#### PROVIDED TEXT:
* START *
Stephen Sondheim: 22/3/30 to 26/11/21

A personal appreciation by Tony Palmer, film director and writer

I had the privilege of working with Stephen Sondheim for the ‘musicals’ episode of my TV series All You Need Is Love (1977).

Unlike many of his songs, Sondheim was lucid and simple, emphasising his debt to, and friendship with, his mentor and ‘adopted’ father, Oscar Hammerstein. Hammerstein was, with Richard Rodgers, the genius team behind Carousel, South Pacific and most importantly Oklahoma, which Sondheim acknowledged as possibly the greatest musical ever written, because it embodied the fundamental principle that music, lyrics and dance were all equal partners in the narrative drive of the show.

If anything this principle was Sondheim’s own inspiration (and genius), exemplified by one of his many ‘flops’ (his description), Pacific Overtures, which I saw many times in New York and had the opportunity to discuss with him. Like most of his musicals, when first shown on Broadway it was a commercial – if not disaster – at the very least, a disappointment. Partly, as he himself admitted, this was his own fault, in that his lyrics were often too clever-clever and his melodies angular rather than tuneful. But, as every performer of his works will tell you, each song yielded endless riches which rewarded repeated exploring. And the irony is that they often contradicted Hammerstein’s mantra that less is always more, and that simplicity is everything.
* END *
#### SOURCE EXCERPT:
* START *
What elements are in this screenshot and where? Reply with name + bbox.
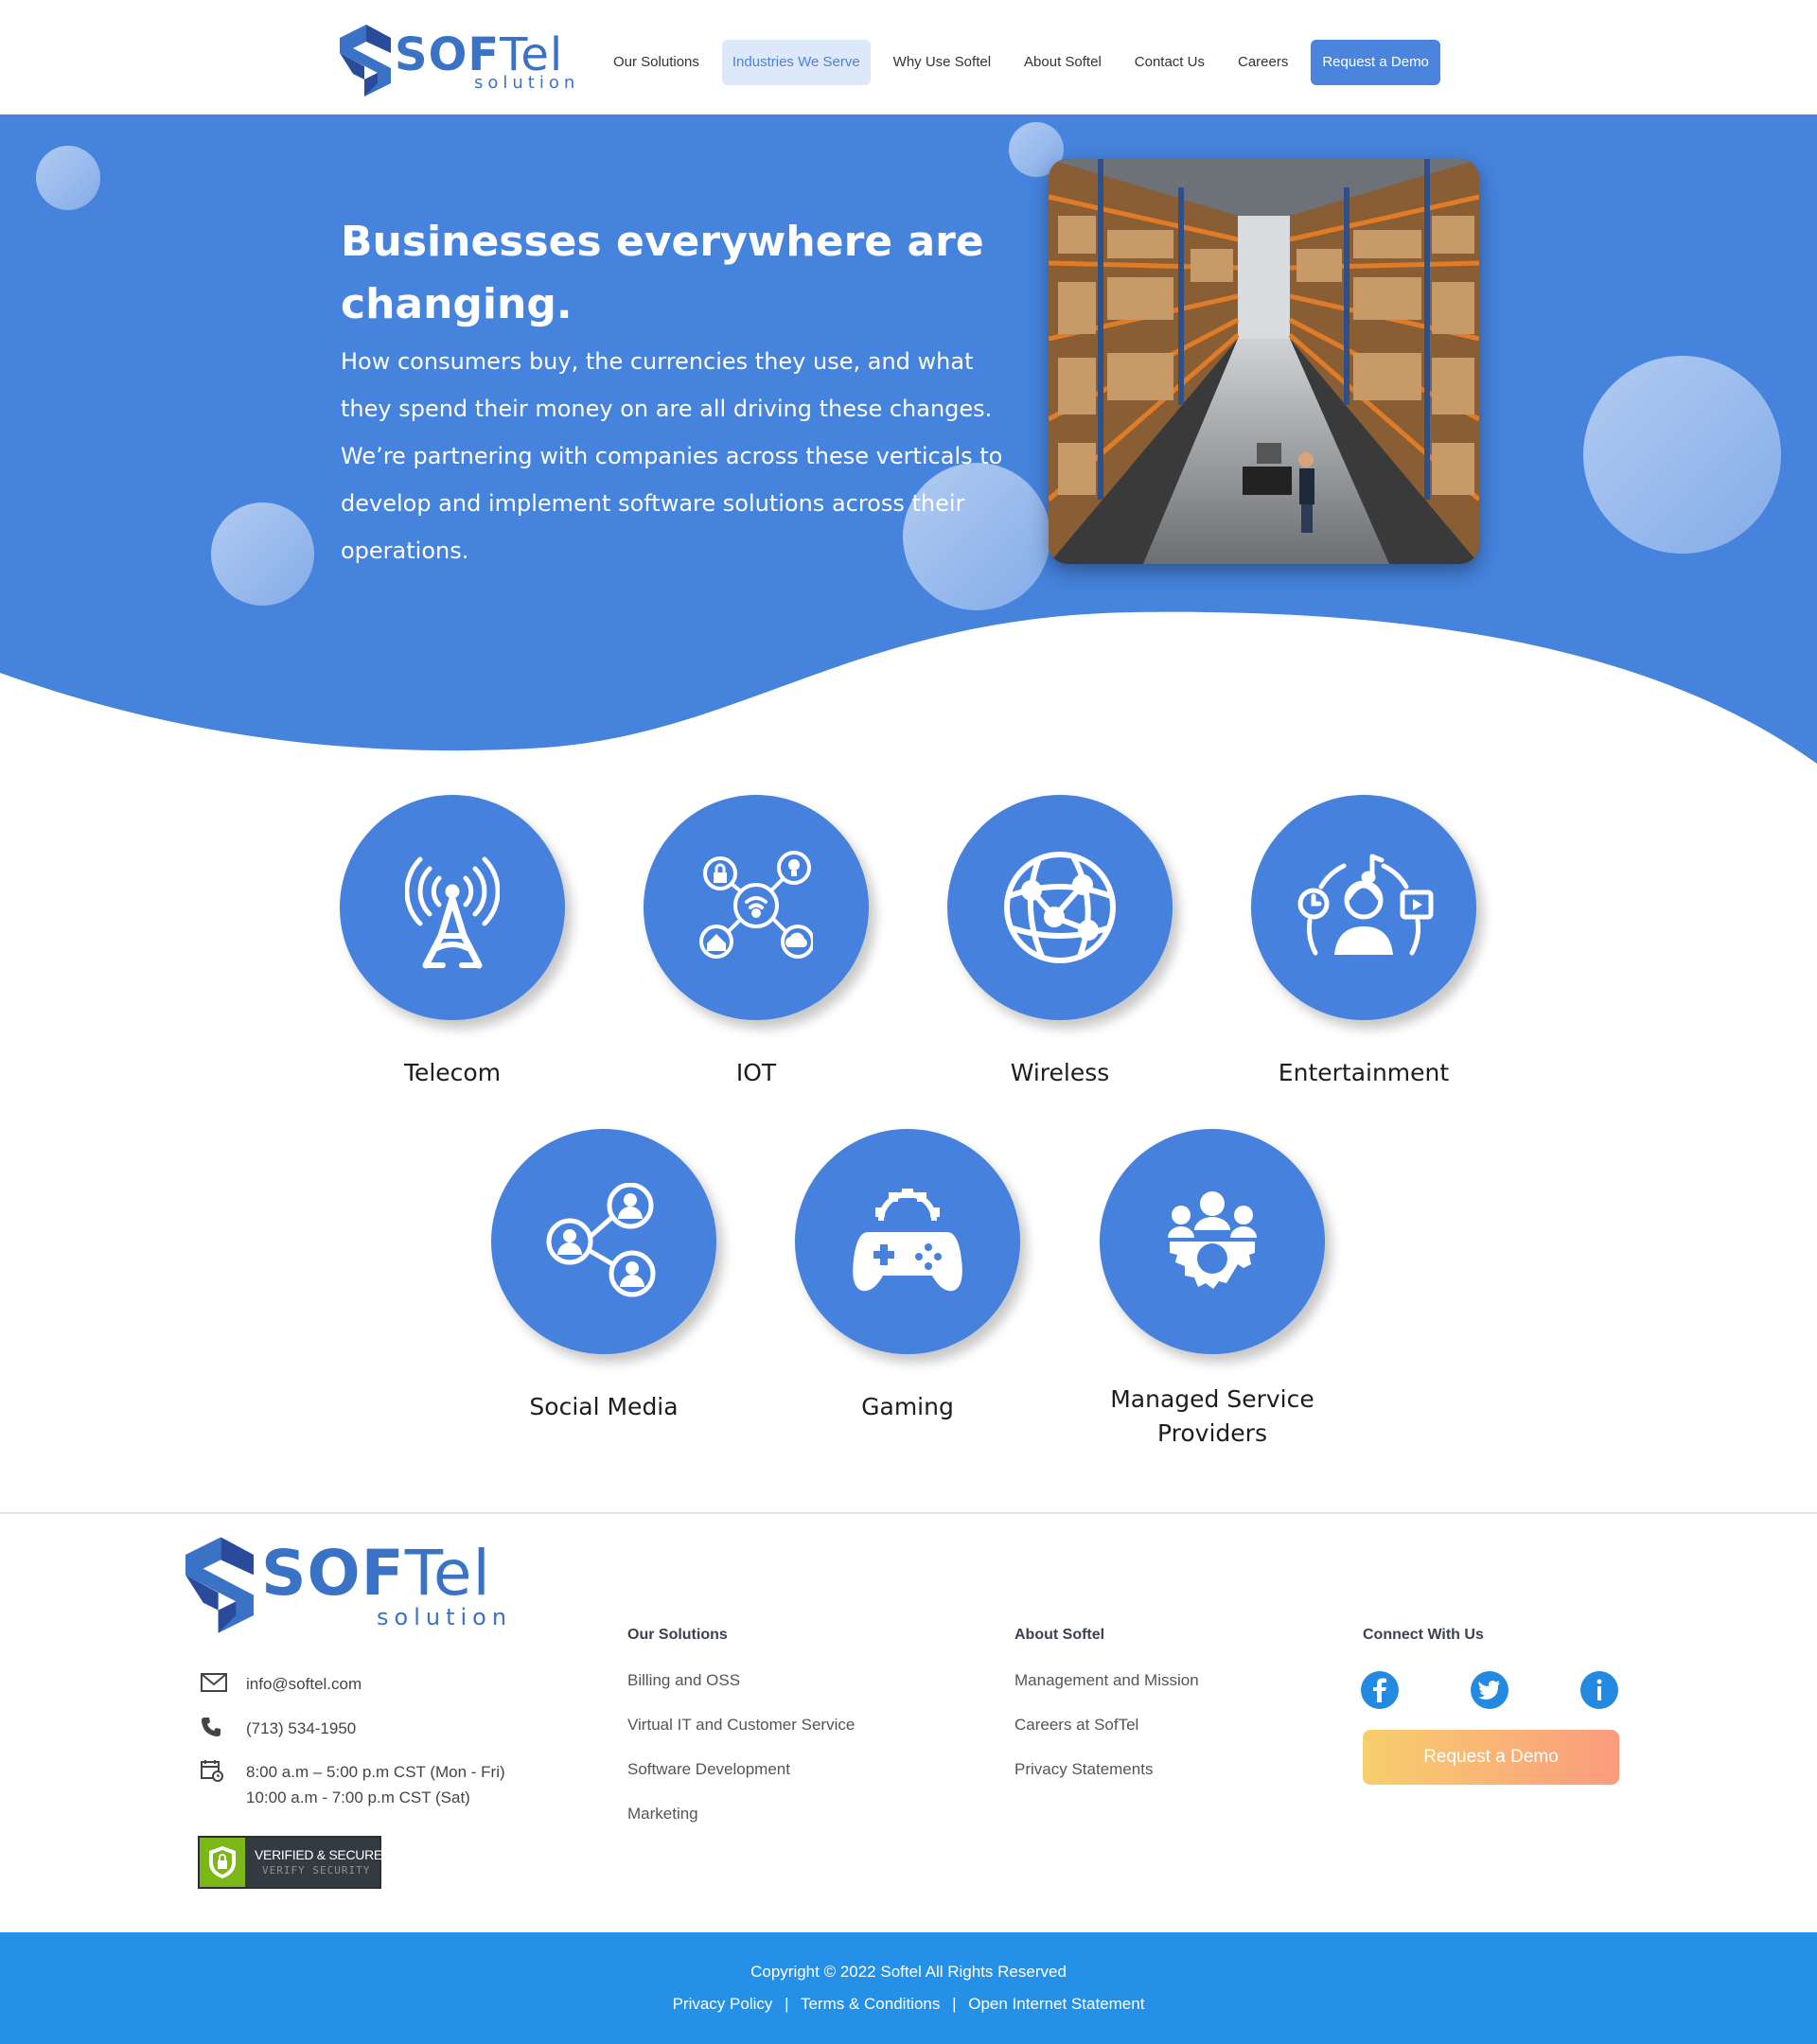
* END *
#### DIRECTIONS:
**A)** Rewrite the paragraph of the Sondheim appreciation that begins "Unlike many of his songs" in a shorter form, keeping its main facts.
**B)** Retype the passage of the Sondheim appreciation starting with "Unlike many of" and going on through "of the show.".
The listing has no connection to the Sondheim appreciation.

#### IN RESPONSE:
**A)** Sondheim, more lucid and simple than many of his songs, stressed his debt to and friendship with his mentor and "adopted" father, Oscar Hammerstein. With Richard Rodgers, Hammerstein created Carousel, South Pacific and, most importantly, Oklahoma. Sondheim called Oklahoma possibly the greatest musical ever written because music, lyrics and dance were equal partners in driving its story.

**B)**
Unlike many of his songs, Sondheim was lucid and simple, emphasising his debt to, and friendship with, his mentor and ‘adopted’ father, Oscar Hammerstein. Hammerstein was, with Richard Rodgers, the genius team behind Carousel, South Pacific and most importantly Oklahoma, which Sondheim acknowledged as possibly the greatest musical ever written, because it embodied the fundamental principle that music, lyrics and dance were all equal partners in the narrative drive of the show.